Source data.
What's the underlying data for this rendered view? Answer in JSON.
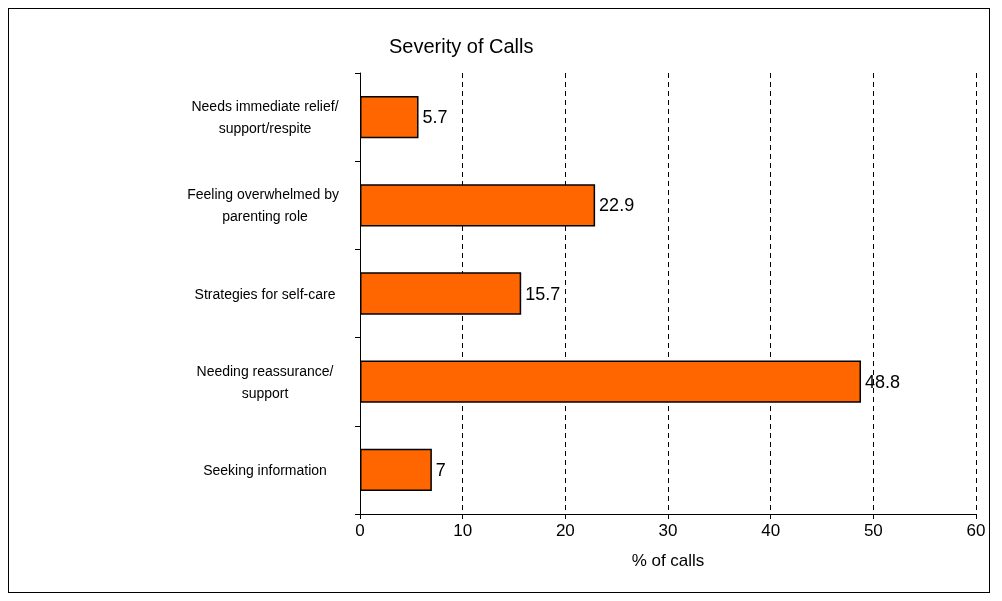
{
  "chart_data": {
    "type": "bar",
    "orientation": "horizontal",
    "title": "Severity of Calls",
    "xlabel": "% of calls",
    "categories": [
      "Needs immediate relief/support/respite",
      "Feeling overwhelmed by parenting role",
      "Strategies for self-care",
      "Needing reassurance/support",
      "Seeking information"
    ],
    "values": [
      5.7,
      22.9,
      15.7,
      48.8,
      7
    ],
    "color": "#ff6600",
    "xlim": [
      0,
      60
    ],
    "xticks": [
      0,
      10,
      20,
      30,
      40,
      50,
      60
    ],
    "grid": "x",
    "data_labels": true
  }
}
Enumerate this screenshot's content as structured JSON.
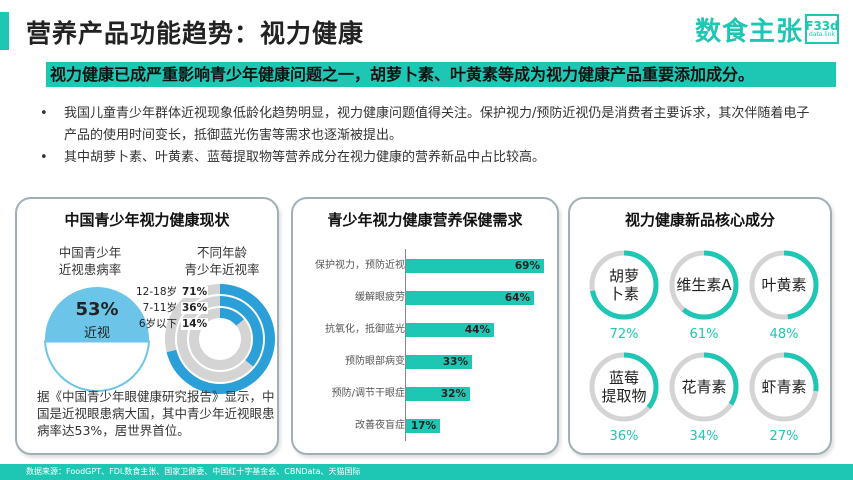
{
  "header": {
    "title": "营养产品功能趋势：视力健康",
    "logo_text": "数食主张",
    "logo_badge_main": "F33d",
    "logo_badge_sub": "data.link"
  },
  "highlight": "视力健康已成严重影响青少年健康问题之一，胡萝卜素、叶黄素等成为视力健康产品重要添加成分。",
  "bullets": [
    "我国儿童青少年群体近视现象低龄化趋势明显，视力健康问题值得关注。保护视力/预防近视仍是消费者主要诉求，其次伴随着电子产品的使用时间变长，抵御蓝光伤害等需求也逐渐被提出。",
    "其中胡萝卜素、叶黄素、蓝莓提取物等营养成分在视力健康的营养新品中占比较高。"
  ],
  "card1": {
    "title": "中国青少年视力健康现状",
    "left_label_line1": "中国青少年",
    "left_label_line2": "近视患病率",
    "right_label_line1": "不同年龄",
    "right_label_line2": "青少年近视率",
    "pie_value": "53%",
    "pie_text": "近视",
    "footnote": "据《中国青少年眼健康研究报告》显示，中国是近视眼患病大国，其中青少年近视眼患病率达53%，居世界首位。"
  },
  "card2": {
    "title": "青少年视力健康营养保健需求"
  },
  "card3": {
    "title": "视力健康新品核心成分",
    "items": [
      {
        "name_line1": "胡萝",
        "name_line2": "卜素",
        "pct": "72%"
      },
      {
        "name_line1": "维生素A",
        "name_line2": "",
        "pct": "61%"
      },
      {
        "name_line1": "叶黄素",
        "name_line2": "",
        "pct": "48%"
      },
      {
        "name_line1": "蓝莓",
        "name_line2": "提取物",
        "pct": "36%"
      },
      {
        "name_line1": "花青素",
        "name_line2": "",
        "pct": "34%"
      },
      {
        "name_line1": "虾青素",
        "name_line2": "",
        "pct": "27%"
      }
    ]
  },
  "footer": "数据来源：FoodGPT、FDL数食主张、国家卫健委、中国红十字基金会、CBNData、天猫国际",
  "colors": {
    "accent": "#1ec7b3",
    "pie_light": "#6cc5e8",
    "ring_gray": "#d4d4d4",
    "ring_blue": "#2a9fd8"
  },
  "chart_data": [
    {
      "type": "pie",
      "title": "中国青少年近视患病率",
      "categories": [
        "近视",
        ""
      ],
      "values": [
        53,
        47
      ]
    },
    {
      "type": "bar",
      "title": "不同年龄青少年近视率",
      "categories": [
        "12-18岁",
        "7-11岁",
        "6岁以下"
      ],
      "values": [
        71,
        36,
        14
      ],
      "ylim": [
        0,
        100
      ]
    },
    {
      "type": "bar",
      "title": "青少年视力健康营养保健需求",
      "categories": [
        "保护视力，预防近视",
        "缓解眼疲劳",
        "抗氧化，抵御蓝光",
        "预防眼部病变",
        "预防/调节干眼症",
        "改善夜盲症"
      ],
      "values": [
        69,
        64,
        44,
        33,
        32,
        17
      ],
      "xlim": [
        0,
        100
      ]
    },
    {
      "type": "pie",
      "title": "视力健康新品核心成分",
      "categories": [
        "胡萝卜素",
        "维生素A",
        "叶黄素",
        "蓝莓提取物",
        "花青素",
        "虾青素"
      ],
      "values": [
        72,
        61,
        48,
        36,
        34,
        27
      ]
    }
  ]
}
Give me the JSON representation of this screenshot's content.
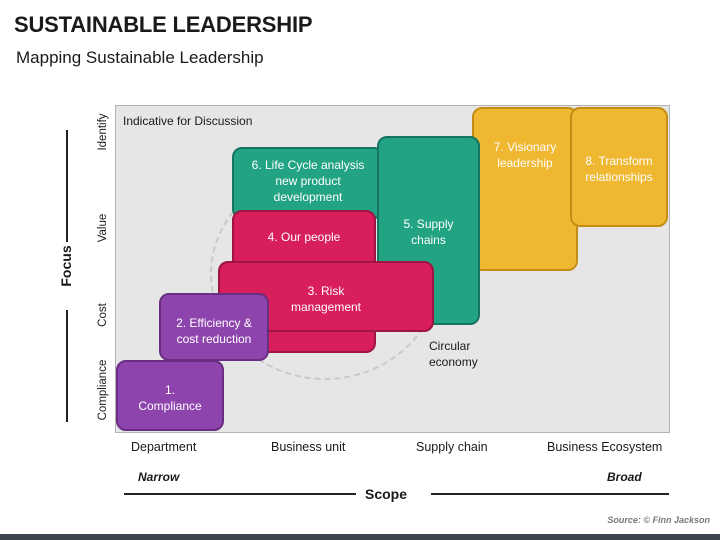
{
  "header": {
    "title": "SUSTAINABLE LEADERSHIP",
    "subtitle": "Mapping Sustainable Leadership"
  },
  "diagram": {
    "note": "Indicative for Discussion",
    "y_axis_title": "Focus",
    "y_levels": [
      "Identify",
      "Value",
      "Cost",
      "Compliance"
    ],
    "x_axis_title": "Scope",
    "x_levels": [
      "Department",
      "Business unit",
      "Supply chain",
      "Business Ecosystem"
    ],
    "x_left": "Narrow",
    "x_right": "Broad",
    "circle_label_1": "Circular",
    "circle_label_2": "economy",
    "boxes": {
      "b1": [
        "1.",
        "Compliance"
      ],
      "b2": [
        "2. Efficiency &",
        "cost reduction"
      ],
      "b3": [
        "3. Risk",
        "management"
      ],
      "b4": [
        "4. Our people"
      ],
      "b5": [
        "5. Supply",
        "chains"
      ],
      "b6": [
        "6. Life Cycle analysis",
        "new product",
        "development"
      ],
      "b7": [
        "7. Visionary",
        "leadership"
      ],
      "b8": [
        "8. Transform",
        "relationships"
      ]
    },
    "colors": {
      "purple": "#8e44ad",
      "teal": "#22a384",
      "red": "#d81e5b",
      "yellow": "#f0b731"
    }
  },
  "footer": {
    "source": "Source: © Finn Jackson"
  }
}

Task prompt. In your copy, repeat each record exactly and include no pictures.

Output for this exercise.
What's the underlying data for this rendered view? Answer in JSON.
{
  "chart_data": {
    "type": "bar",
    "orientation": "horizontal",
    "title": "Severity of Calls",
    "xlabel": "% of calls",
    "categories": [
      "Needs immediate relief/support/respite",
      "Feeling overwhelmed by parenting role",
      "Strategies for self-care",
      "Needing reassurance/support",
      "Seeking information"
    ],
    "values": [
      5.7,
      22.9,
      15.7,
      48.8,
      7
    ],
    "color": "#ff6600",
    "xlim": [
      0,
      60
    ],
    "xticks": [
      0,
      10,
      20,
      30,
      40,
      50,
      60
    ],
    "grid": "x",
    "data_labels": true
  }
}
Enumerate this screenshot's content as structured JSON.
{
  "header": {
    "title": "营养产品功能趋势：视力健康",
    "logo_text": "数食主张",
    "logo_badge_main": "F33d",
    "logo_badge_sub": "data.link"
  },
  "highlight": "视力健康已成严重影响青少年健康问题之一，胡萝卜素、叶黄素等成为视力健康产品重要添加成分。",
  "bullets": [
    "我国儿童青少年群体近视现象低龄化趋势明显，视力健康问题值得关注。保护视力/预防近视仍是消费者主要诉求，其次伴随着电子产品的使用时间变长，抵御蓝光伤害等需求也逐渐被提出。",
    "其中胡萝卜素、叶黄素、蓝莓提取物等营养成分在视力健康的营养新品中占比较高。"
  ],
  "card1": {
    "title": "中国青少年视力健康现状",
    "left_label_line1": "中国青少年",
    "left_label_line2": "近视患病率",
    "right_label_line1": "不同年龄",
    "right_label_line2": "青少年近视率",
    "pie_value": "53%",
    "pie_text": "近视",
    "footnote": "据《中国青少年眼健康研究报告》显示，中国是近视眼患病大国，其中青少年近视眼患病率达53%，居世界首位。"
  },
  "card2": {
    "title": "青少年视力健康营养保健需求"
  },
  "card3": {
    "title": "视力健康新品核心成分",
    "items": [
      {
        "name_line1": "胡萝",
        "name_line2": "卜素",
        "pct": "72%"
      },
      {
        "name_line1": "维生素A",
        "name_line2": "",
        "pct": "61%"
      },
      {
        "name_line1": "叶黄素",
        "name_line2": "",
        "pct": "48%"
      },
      {
        "name_line1": "蓝莓",
        "name_line2": "提取物",
        "pct": "36%"
      },
      {
        "name_line1": "花青素",
        "name_line2": "",
        "pct": "34%"
      },
      {
        "name_line1": "虾青素",
        "name_line2": "",
        "pct": "27%"
      }
    ]
  },
  "footer": "数据来源：FoodGPT、FDL数食主张、国家卫健委、中国红十字基金会、CBNData、天猫国际",
  "colors": {
    "accent": "#1ec7b3",
    "pie_light": "#6cc5e8",
    "ring_gray": "#d4d4d4",
    "ring_blue": "#2a9fd8"
  },
  "chart_data": [
    {
      "type": "pie",
      "title": "中国青少年近视患病率",
      "categories": [
        "近视",
        ""
      ],
      "values": [
        53,
        47
      ]
    },
    {
      "type": "bar",
      "title": "不同年龄青少年近视率",
      "categories": [
        "12-18岁",
        "7-11岁",
        "6岁以下"
      ],
      "values": [
        71,
        36,
        14
      ],
      "ylim": [
        0,
        100
      ]
    },
    {
      "type": "bar",
      "title": "青少年视力健康营养保健需求",
      "categories": [
        "保护视力，预防近视",
        "缓解眼疲劳",
        "抗氧化，抵御蓝光",
        "预防眼部病变",
        "预防/调节干眼症",
        "改善夜盲症"
      ],
      "values": [
        69,
        64,
        44,
        33,
        32,
        17
      ],
      "xlim": [
        0,
        100
      ]
    },
    {
      "type": "pie",
      "title": "视力健康新品核心成分",
      "categories": [
        "胡萝卜素",
        "维生素A",
        "叶黄素",
        "蓝莓提取物",
        "花青素",
        "虾青素"
      ],
      "values": [
        72,
        61,
        48,
        36,
        34,
        27
      ]
    }
  ]
}
Give me the JSON representation of this screenshot's content.
{
  "header": {
    "title": "SUSTAINABLE LEADERSHIP",
    "subtitle": "Mapping Sustainable Leadership"
  },
  "diagram": {
    "note": "Indicative for Discussion",
    "y_axis_title": "Focus",
    "y_levels": [
      "Identify",
      "Value",
      "Cost",
      "Compliance"
    ],
    "x_axis_title": "Scope",
    "x_levels": [
      "Department",
      "Business unit",
      "Supply chain",
      "Business Ecosystem"
    ],
    "x_left": "Narrow",
    "x_right": "Broad",
    "circle_label_1": "Circular",
    "circle_label_2": "economy",
    "boxes": {
      "b1": [
        "1.",
        "Compliance"
      ],
      "b2": [
        "2. Efficiency &",
        "cost reduction"
      ],
      "b3": [
        "3. Risk",
        "management"
      ],
      "b4": [
        "4. Our people"
      ],
      "b5": [
        "5. Supply",
        "chains"
      ],
      "b6": [
        "6. Life Cycle analysis",
        "new product",
        "development"
      ],
      "b7": [
        "7. Visionary",
        "leadership"
      ],
      "b8": [
        "8. Transform",
        "relationships"
      ]
    },
    "colors": {
      "purple": "#8e44ad",
      "teal": "#22a384",
      "red": "#d81e5b",
      "yellow": "#f0b731"
    }
  },
  "footer": {
    "source": "Source: © Finn Jackson"
  }
}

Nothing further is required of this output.